→ Dataset entries:
>>>>>

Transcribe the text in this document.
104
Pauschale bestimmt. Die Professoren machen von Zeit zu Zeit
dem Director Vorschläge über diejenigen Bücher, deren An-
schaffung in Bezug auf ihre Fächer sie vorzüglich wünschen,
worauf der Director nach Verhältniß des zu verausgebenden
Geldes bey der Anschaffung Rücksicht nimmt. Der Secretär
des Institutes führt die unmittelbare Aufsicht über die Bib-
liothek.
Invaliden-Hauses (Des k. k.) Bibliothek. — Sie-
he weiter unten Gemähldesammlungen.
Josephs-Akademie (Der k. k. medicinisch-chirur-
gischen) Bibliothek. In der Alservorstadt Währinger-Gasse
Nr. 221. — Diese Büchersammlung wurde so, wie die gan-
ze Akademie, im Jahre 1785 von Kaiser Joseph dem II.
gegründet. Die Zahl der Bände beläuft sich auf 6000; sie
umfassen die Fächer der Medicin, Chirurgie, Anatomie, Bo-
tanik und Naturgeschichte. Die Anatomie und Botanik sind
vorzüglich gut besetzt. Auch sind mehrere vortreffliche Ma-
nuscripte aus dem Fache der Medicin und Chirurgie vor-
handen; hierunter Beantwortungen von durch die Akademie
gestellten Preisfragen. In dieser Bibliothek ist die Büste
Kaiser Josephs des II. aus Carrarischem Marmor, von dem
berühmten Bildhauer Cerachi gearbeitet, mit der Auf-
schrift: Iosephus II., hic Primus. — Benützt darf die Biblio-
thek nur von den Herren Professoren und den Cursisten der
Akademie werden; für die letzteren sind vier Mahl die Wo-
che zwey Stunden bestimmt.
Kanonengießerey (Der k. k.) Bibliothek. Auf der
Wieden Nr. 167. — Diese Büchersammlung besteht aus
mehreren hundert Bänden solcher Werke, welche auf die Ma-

<<<<<

Repeat all the entries exactly as given.

Transcribe the text in this document.
104
Pauschale bestimmt. Die Professoren machen von Zeit zu Zeit
dem Director Vorschläge über diejenigen Bücher, deren An-
schaffung in Bezug auf ihre Fächer sie vorzüglich wünschen,
worauf der Director nach Verhältniß des zu verausgebenden
Geldes bey der Anschaffung Rücksicht nimmt. Der Secretär
des Institutes führt die unmittelbare Aufsicht über die Bib-
liothek.
Invaliden-Hauses (Des k. k.) Bibliothek. — Sie-
he weiter unten Gemähldesammlungen.
Josephs-Akademie (Der k. k. medicinisch-chirur-
gischen) Bibliothek. In der Alservorstadt Währinger-Gasse
Nr. 221. — Diese Büchersammlung wurde so, wie die gan-
ze Akademie, im Jahre 1785 von Kaiser Joseph dem II.
gegründet. Die Zahl der Bände beläuft sich auf 6000; sie
umfassen die Fächer der Medicin, Chirurgie, Anatomie, Bo-
tanik und Naturgeschichte. Die Anatomie und Botanik sind
vorzüglich gut besetzt. Auch sind mehrere vortreffliche Ma-
nuscripte aus dem Fache der Medicin und Chirurgie vor-
handen; hierunter Beantwortungen von durch die Akademie
gestellten Preisfragen. In dieser Bibliothek ist die Büste
Kaiser Josephs des II. aus Carrarischem Marmor, von dem
berühmten Bildhauer Cerachi gearbeitet, mit der Auf-
schrift: Iosephus II., hic Primus. — Benützt darf die Biblio-
thek nur von den Herren Professoren und den Cursisten der
Akademie werden; für die letzteren sind vier Mahl die Wo-
che zwey Stunden bestimmt.
Kanonengießerey (Der k. k.) Bibliothek. Auf der
Wieden Nr. 167. — Diese Büchersammlung besteht aus
mehreren hundert Bänden solcher Werke, welche auf die Ma-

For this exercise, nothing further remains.